(Records excerpted from a collection)
BEGIN

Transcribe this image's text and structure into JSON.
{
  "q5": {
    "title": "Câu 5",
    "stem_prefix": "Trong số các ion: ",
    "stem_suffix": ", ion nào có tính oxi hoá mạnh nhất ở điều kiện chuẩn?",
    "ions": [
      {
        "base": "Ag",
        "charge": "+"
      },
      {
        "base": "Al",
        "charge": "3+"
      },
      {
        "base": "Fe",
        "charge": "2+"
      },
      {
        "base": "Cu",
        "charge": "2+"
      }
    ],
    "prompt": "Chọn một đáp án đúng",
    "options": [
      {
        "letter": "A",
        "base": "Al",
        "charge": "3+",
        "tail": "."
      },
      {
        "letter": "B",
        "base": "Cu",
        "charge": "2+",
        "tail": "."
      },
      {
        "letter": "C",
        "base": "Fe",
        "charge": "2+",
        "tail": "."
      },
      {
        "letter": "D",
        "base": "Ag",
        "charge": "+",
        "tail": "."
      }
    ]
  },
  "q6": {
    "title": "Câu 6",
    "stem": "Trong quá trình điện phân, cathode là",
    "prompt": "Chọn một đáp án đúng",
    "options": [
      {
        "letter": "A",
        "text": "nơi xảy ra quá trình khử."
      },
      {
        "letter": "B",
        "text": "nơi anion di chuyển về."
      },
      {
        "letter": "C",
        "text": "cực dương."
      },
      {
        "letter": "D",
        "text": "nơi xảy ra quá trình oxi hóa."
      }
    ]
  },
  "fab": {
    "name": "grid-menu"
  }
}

END

Output the data above exactly, please, line for line.

> **OUTPUT OF THE EXERCISE**:
Transcribe this image's text and structure into JSON.
{
  "q5": {
    "title": "Câu 5",
    "stem_prefix": "Trong số các ion: ",
    "stem_suffix": ", ion nào có tính oxi hoá mạnh nhất ở điều kiện chuẩn?",
    "ions": [
      {
        "base": "Ag",
        "charge": "+"
      },
      {
        "base": "Al",
        "charge": "3+"
      },
      {
        "base": "Fe",
        "charge": "2+"
      },
      {
        "base": "Cu",
        "charge": "2+"
      }
    ],
    "prompt": "Chọn một đáp án đúng",
    "options": [
      {
        "letter": "A",
        "base": "Al",
        "charge": "3+",
        "tail": "."
      },
      {
        "letter": "B",
        "base": "Cu",
        "charge": "2+",
        "tail": "."
      },
      {
        "letter": "C",
        "base": "Fe",
        "charge": "2+",
        "tail": "."
      },
      {
        "letter": "D",
        "base": "Ag",
        "charge": "+",
        "tail": "."
      }
    ]
  },
  "q6": {
    "title": "Câu 6",
    "stem": "Trong quá trình điện phân, cathode là",
    "prompt": "Chọn một đáp án đúng",
    "options": [
      {
        "letter": "A",
        "text": "nơi xảy ra quá trình khử."
      },
      {
        "letter": "B",
        "text": "nơi anion di chuyển về."
      },
      {
        "letter": "C",
        "text": "cực dương."
      },
      {
        "letter": "D",
        "text": "nơi xảy ra quá trình oxi hóa."
      }
    ]
  },
  "fab": {
    "name": "grid-menu"
  }
}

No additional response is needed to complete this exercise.